▶ _WHAT YOU WILL DO_
Omit every image, and transcribe the remaining entries exactly as given.

[Dataset records]
----

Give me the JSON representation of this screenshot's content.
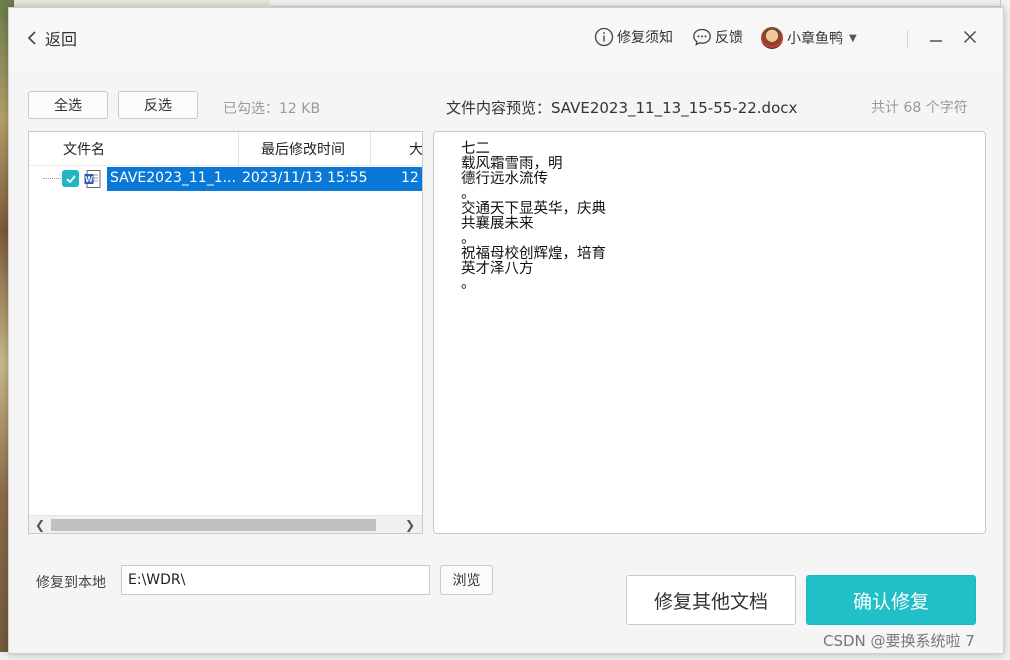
{
  "titlebar": {
    "back_label": "返回",
    "repair_notice_label": "修复须知",
    "feedback_label": "反馈",
    "user_name": "小章鱼鸭"
  },
  "toolbar": {
    "select_all_label": "全选",
    "invert_label": "反选",
    "selected_info": "已勾选：12 KB",
    "preview_label": "文件内容预览：SAVE2023_11_13_15-55-22.docx",
    "char_count": "共计 68 个字符"
  },
  "file_table": {
    "headers": [
      "文件名",
      "最后修改时间",
      "大"
    ],
    "rows": [
      {
        "name": "SAVE2023_11_1...",
        "modified": "2023/11/13 15:55",
        "size": "12",
        "checked": true
      }
    ]
  },
  "preview_lines": [
    "七二",
    "载风霜雪雨，明",
    "德行远水流传",
    "。",
    "交通天下显英华，庆典",
    "共襄展未来",
    "。",
    "祝福母校创辉煌，培育",
    "英才泽八方",
    "。"
  ],
  "bottom": {
    "dest_label": "修复到本地",
    "dest_value": "E:\\WDR\\",
    "browse_label": "浏览",
    "repair_other_label": "修复其他文档",
    "confirm_label": "确认修复"
  },
  "watermark": "CSDN @要换系统啦 7",
  "colors": {
    "accent": "#21c0c8",
    "selection": "#0a78d7",
    "checkbox": "#21b7c2"
  }
}
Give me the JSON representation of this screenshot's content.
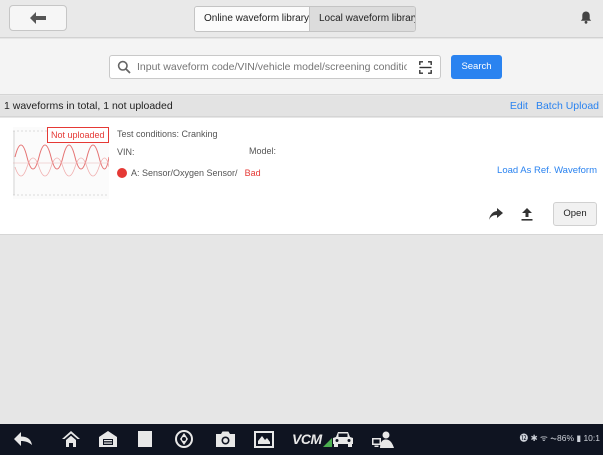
{
  "header": {
    "tabs": [
      {
        "label": "Online waveform library",
        "active": false
      },
      {
        "label": "Local waveform library",
        "active": true
      }
    ],
    "back_icon": "arrow-left-icon",
    "notification_icon": "bell-icon"
  },
  "search": {
    "placeholder": "Input waveform code/VIN/vehicle model/screening conditions",
    "value": "",
    "button_label": "Search",
    "scan_icon": "scan-icon"
  },
  "summary": {
    "text": "1 waveforms in total, 1 not uploaded",
    "edit_label": "Edit",
    "batch_upload_label": "Batch Upload"
  },
  "waveforms": [
    {
      "status_badge": "Not uploaded",
      "test_conditions": "Test conditions: Cranking",
      "vin": "VIN:",
      "model": "Model:",
      "channel": "A: Sensor/Oxygen Sensor/",
      "result": "Bad",
      "ref_link": "Load As Ref. Waveform",
      "open_label": "Open"
    }
  ],
  "colors": {
    "accent": "#2a83f0",
    "error": "#e53935",
    "navbar": "#0f1421"
  },
  "navbar": {
    "icons": [
      "back-icon",
      "home-icon",
      "garage-icon",
      "recent-apps-icon",
      "browser-icon",
      "camera-icon",
      "screenshot-icon",
      "vcm-icon",
      "car-icon",
      "remote-support-icon"
    ],
    "vcm_label": "VCM",
    "status_text": "⓬ ✱ ᯤ  ⏦86% ▮ 10:1"
  }
}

----

▶ _TASK OUTPUT_
Give me the JSON representation of this screenshot's content.
{
  "titlebar": {
    "back_label": "返回",
    "repair_notice_label": "修复须知",
    "feedback_label": "反馈",
    "user_name": "小章鱼鸭"
  },
  "toolbar": {
    "select_all_label": "全选",
    "invert_label": "反选",
    "selected_info": "已勾选：12 KB",
    "preview_label": "文件内容预览：SAVE2023_11_13_15-55-22.docx",
    "char_count": "共计 68 个字符"
  },
  "file_table": {
    "headers": [
      "文件名",
      "最后修改时间",
      "大"
    ],
    "rows": [
      {
        "name": "SAVE2023_11_1...",
        "modified": "2023/11/13 15:55",
        "size": "12",
        "checked": true
      }
    ]
  },
  "preview_lines": [
    "七二",
    "载风霜雪雨，明",
    "德行远水流传",
    "。",
    "交通天下显英华，庆典",
    "共襄展未来",
    "。",
    "祝福母校创辉煌，培育",
    "英才泽八方",
    "。"
  ],
  "bottom": {
    "dest_label": "修复到本地",
    "dest_value": "E:\\WDR\\",
    "browse_label": "浏览",
    "repair_other_label": "修复其他文档",
    "confirm_label": "确认修复"
  },
  "watermark": "CSDN @要换系统啦 7",
  "colors": {
    "accent": "#21c0c8",
    "selection": "#0a78d7",
    "checkbox": "#21b7c2"
  }
}
Give me the JSON representation of this screenshot's content.
{
  "header": {
    "tabs": [
      {
        "label": "Online waveform library",
        "active": false
      },
      {
        "label": "Local waveform library",
        "active": true
      }
    ],
    "back_icon": "arrow-left-icon",
    "notification_icon": "bell-icon"
  },
  "search": {
    "placeholder": "Input waveform code/VIN/vehicle model/screening conditions",
    "value": "",
    "button_label": "Search",
    "scan_icon": "scan-icon"
  },
  "summary": {
    "text": "1 waveforms in total, 1 not uploaded",
    "edit_label": "Edit",
    "batch_upload_label": "Batch Upload"
  },
  "waveforms": [
    {
      "status_badge": "Not uploaded",
      "test_conditions": "Test conditions: Cranking",
      "vin": "VIN:",
      "model": "Model:",
      "channel": "A: Sensor/Oxygen Sensor/",
      "result": "Bad",
      "ref_link": "Load As Ref. Waveform",
      "open_label": "Open"
    }
  ],
  "colors": {
    "accent": "#2a83f0",
    "error": "#e53935",
    "navbar": "#0f1421"
  },
  "navbar": {
    "icons": [
      "back-icon",
      "home-icon",
      "garage-icon",
      "recent-apps-icon",
      "browser-icon",
      "camera-icon",
      "screenshot-icon",
      "vcm-icon",
      "car-icon",
      "remote-support-icon"
    ],
    "vcm_label": "VCM",
    "status_text": "⓬ ✱ ᯤ  ⏦86% ▮ 10:1"
  }
}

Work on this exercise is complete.